Liraz Postan
Liraz is an International SEO and Content Expert with over 13 years of experience.
Texting might seem to be corrupting the language skills of people, but the fact is language is always changing and evolving, and if it is evolving towards texting, that’s okay.
One thing I’ve noticed that’s prevalent among people who are highly educated and trained in a subject – like, say, translation services and linguistics – is the instinct to preserve your expertise. By that I mean that once people consider themselves to be experts on a subject, they must always be able to comment judiciously on any related subject – even if they really don’t know what they’re talking about.
You see this a lot with new technologies. Someone like me, who considers himself to be very knowledgeable about language in general and translation in specific, encounters a new technology that affects language and the urge, the instinct to be able to instantly comprehend it and its implications is strong – which pushes me to speak on subjects I’m perhaps not really all that qualified to speak on. I try very hard to avoid this temptation, but not all of my peers do.
Take texting: This is a relatively new phenomenon in language, and many people have decried texting as a decline in the language skills of the younger generation.
This is right on schedule, of course, with the past generational angst that leads every generation to complain that the new generation is a step-down, and despairing of the future of society based on some supposedly awful things the kids are doing. Texting is the linguistic world’s bugbear these days. I personally doubt texting’s impact will be negative – but there will be an impact, of that you can be sure.
One thing is certain: The language we speak today (for simplicity I’ll use English as the example) is very different from the language we spoke a few hundred years ago. The first example of ‘modern English’ most children encounter in school is likely Chaucer’s ‘Canterbury Tales.

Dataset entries
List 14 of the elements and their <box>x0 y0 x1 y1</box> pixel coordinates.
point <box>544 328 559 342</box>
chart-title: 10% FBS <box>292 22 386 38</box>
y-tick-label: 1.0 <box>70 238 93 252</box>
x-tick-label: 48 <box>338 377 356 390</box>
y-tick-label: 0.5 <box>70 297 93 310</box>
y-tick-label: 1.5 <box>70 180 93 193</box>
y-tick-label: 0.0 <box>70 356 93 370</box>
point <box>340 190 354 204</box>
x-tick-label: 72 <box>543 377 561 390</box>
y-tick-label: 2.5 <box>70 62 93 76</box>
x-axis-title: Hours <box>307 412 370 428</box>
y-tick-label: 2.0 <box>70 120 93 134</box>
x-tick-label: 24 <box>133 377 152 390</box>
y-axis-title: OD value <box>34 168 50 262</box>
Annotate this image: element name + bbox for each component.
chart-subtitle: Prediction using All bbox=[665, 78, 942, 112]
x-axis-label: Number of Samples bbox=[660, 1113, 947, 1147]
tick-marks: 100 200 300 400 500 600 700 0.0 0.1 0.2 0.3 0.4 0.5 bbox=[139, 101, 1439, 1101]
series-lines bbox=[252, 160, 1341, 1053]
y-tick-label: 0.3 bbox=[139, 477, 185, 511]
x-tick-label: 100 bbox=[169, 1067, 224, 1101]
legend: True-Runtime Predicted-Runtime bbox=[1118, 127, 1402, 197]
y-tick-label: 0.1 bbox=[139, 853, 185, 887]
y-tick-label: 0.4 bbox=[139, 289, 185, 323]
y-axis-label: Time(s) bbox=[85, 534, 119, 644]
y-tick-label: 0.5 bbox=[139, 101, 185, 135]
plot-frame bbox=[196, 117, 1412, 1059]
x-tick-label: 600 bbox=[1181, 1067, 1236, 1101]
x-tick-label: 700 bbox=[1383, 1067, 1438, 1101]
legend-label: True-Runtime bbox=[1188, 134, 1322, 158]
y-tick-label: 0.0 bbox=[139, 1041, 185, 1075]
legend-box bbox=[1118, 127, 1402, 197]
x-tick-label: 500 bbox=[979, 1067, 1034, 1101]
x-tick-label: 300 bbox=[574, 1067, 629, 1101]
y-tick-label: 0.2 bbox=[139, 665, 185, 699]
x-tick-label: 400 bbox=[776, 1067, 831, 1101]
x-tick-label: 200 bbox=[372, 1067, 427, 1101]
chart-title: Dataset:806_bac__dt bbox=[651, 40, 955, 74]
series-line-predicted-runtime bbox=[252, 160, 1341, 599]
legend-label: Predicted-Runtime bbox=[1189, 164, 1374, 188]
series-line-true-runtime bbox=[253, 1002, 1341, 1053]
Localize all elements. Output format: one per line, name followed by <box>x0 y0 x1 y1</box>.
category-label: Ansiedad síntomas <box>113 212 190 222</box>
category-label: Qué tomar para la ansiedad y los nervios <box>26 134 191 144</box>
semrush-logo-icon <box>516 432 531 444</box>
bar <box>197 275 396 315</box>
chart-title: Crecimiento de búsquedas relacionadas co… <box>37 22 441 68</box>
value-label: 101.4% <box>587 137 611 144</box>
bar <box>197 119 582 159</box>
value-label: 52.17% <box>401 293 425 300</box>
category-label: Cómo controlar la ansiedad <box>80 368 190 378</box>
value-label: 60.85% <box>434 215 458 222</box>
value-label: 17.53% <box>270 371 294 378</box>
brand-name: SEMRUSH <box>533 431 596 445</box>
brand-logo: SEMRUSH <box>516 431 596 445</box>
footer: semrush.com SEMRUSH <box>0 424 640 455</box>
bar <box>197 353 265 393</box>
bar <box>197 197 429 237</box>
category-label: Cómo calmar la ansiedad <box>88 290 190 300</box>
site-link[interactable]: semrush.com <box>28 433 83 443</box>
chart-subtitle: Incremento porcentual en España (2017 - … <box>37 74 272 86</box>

* TASKS TO PERFORM
a) Swap "language" for "speech" throughout the stretch of the passage on texting from "Liraz Postan" through "texting, that’s okay.", and give that stretch again.
b) Answer these questions on the passage on texting:
(i) How many years of experience does Liraz have?
(ii) What does the passage call the linguistic world's bugbear these days?
(iii) What is likely the first example of "modern English" most children encounter in school?

* RESULTS OF THE EXERCISE
a)
Liraz Postan
Liraz is an International SEO and Content Expert with over 13 years of experience.
Texting might seem to be corrupting the speech skills of people, but the fact is speech is always changing and evolving, and if it is evolving towards texting, that’s okay.

b)
(i) Over 13 years.
(ii) Texting.
(iii) Chaucer's "Canterbury Tales."